Exercise prompt =
Scan the data below for the string "than". Copy every line where it appears.

***

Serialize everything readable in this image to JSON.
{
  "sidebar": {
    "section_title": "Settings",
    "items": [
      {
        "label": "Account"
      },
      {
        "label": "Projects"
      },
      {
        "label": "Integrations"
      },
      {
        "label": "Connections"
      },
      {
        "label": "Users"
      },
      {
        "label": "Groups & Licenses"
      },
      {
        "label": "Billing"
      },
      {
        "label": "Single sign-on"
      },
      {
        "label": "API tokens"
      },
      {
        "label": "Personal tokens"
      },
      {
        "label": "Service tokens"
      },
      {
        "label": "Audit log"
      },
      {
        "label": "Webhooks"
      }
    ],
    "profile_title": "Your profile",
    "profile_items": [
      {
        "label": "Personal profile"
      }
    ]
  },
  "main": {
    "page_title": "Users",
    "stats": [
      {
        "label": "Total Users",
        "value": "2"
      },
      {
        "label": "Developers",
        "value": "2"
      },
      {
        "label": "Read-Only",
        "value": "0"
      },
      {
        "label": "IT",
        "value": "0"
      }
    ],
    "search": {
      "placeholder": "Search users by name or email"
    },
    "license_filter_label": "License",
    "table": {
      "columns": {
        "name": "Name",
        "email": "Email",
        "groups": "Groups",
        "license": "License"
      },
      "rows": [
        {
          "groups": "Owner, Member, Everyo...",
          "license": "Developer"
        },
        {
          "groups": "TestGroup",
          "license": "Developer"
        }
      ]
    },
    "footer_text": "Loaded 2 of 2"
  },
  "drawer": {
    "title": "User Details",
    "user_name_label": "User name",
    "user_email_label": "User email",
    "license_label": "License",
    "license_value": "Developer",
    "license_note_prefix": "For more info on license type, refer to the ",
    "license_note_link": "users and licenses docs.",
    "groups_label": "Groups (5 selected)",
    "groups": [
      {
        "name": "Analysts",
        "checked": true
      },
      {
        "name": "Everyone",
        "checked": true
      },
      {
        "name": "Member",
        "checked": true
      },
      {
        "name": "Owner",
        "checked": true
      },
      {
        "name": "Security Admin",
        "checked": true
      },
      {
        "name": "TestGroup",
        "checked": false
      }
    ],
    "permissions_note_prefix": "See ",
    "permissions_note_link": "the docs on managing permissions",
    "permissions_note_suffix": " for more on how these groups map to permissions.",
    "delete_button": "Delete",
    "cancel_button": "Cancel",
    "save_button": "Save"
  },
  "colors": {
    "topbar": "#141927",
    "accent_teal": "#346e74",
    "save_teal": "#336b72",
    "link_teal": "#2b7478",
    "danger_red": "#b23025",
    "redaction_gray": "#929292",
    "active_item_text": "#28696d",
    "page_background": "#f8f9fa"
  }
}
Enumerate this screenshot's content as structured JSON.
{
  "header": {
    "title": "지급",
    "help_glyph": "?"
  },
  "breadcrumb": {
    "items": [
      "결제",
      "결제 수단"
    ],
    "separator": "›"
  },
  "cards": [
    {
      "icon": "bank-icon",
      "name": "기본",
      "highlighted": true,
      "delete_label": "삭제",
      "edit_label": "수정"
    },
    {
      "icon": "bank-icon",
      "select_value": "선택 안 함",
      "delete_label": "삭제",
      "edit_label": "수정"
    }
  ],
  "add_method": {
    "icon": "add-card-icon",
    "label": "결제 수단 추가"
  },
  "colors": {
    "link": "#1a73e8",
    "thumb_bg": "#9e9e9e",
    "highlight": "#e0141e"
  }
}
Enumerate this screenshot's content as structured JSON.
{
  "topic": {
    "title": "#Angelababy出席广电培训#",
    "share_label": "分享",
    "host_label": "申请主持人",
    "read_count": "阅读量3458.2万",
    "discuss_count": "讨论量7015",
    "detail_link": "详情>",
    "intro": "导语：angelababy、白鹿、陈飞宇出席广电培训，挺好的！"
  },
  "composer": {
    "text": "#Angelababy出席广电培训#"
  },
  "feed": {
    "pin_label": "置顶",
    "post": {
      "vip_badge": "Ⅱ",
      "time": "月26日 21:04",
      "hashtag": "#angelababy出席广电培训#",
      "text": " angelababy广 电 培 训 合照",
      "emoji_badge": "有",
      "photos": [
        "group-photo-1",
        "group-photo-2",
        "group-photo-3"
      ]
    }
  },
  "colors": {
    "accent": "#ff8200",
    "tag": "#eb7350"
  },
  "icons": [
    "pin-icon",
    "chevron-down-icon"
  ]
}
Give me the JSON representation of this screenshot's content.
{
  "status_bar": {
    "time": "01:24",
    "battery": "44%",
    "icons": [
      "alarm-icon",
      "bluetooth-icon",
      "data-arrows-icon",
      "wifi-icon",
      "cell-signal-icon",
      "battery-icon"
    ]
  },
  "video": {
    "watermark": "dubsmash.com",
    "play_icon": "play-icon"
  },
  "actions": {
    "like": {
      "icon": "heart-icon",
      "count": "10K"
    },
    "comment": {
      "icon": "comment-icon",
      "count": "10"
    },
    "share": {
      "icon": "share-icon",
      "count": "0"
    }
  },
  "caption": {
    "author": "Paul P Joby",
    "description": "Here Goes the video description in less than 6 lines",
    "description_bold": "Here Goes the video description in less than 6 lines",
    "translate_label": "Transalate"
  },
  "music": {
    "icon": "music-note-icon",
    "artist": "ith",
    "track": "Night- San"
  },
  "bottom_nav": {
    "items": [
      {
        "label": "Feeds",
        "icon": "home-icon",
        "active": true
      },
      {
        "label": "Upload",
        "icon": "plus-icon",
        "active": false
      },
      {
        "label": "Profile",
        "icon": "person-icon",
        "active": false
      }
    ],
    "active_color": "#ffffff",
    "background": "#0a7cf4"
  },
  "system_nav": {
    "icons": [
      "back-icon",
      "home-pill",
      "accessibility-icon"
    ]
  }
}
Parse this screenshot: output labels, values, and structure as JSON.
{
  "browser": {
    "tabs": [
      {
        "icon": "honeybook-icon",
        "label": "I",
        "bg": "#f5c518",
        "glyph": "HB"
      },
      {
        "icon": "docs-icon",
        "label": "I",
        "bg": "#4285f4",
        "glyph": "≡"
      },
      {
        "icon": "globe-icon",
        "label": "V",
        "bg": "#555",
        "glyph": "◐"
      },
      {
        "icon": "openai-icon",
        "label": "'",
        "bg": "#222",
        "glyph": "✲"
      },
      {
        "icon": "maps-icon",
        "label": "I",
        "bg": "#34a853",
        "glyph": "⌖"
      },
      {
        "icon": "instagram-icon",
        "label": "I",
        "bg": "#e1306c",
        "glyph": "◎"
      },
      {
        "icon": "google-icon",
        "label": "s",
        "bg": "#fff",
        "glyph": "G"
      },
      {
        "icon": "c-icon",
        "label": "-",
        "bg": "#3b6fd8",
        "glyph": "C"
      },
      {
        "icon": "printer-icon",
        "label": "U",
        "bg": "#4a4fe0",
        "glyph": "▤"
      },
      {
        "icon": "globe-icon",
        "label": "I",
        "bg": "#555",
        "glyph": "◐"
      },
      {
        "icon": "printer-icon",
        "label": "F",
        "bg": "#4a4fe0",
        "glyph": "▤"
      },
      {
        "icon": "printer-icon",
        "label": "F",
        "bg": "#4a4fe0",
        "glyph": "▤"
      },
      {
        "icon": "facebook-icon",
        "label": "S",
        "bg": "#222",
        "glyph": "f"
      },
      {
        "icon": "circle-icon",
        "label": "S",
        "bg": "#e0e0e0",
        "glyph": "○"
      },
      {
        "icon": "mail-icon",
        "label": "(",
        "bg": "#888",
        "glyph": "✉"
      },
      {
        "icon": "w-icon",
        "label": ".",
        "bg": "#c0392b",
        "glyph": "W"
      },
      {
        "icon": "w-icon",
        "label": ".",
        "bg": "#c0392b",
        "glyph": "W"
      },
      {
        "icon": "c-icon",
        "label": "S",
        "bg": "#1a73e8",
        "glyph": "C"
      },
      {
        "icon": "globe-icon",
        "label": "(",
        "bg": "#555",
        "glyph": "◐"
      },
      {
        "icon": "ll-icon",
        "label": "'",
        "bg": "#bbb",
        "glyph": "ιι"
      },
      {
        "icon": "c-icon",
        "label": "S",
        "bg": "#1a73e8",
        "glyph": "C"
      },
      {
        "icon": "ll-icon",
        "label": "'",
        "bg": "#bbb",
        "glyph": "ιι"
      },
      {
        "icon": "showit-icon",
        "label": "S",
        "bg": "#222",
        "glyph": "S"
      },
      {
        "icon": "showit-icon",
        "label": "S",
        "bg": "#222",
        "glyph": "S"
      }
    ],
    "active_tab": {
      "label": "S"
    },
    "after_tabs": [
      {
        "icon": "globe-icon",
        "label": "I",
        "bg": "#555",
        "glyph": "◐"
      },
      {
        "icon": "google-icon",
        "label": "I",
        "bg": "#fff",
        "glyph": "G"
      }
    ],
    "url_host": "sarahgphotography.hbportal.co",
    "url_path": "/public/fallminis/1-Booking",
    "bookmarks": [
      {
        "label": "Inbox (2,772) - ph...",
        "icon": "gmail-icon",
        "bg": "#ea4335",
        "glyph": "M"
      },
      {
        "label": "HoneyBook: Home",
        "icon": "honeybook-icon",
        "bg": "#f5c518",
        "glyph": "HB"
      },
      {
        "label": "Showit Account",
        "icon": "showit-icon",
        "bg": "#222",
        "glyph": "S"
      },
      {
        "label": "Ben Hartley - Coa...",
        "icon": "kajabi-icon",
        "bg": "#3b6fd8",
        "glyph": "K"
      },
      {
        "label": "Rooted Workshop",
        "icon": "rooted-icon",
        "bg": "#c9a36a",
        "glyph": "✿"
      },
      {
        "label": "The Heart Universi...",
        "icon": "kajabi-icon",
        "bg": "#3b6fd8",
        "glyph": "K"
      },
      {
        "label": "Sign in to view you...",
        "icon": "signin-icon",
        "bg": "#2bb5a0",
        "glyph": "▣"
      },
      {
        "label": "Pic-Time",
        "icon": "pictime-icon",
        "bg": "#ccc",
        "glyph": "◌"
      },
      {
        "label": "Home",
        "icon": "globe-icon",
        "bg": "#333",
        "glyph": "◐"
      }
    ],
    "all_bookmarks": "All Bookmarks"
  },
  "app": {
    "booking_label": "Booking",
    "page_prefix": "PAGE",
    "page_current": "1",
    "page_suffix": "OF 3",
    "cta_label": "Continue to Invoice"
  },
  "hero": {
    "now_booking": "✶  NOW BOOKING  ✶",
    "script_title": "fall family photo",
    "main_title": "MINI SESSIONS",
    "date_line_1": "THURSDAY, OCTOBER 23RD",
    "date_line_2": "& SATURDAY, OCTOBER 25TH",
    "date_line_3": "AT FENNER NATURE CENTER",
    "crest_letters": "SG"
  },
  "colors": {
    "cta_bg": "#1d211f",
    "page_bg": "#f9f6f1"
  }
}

***

Answer to the exercise =
    "description": "Here Goes the video description in less than 6 lines",
    "description_bold": "Here Goes the video description in less than 6 lines",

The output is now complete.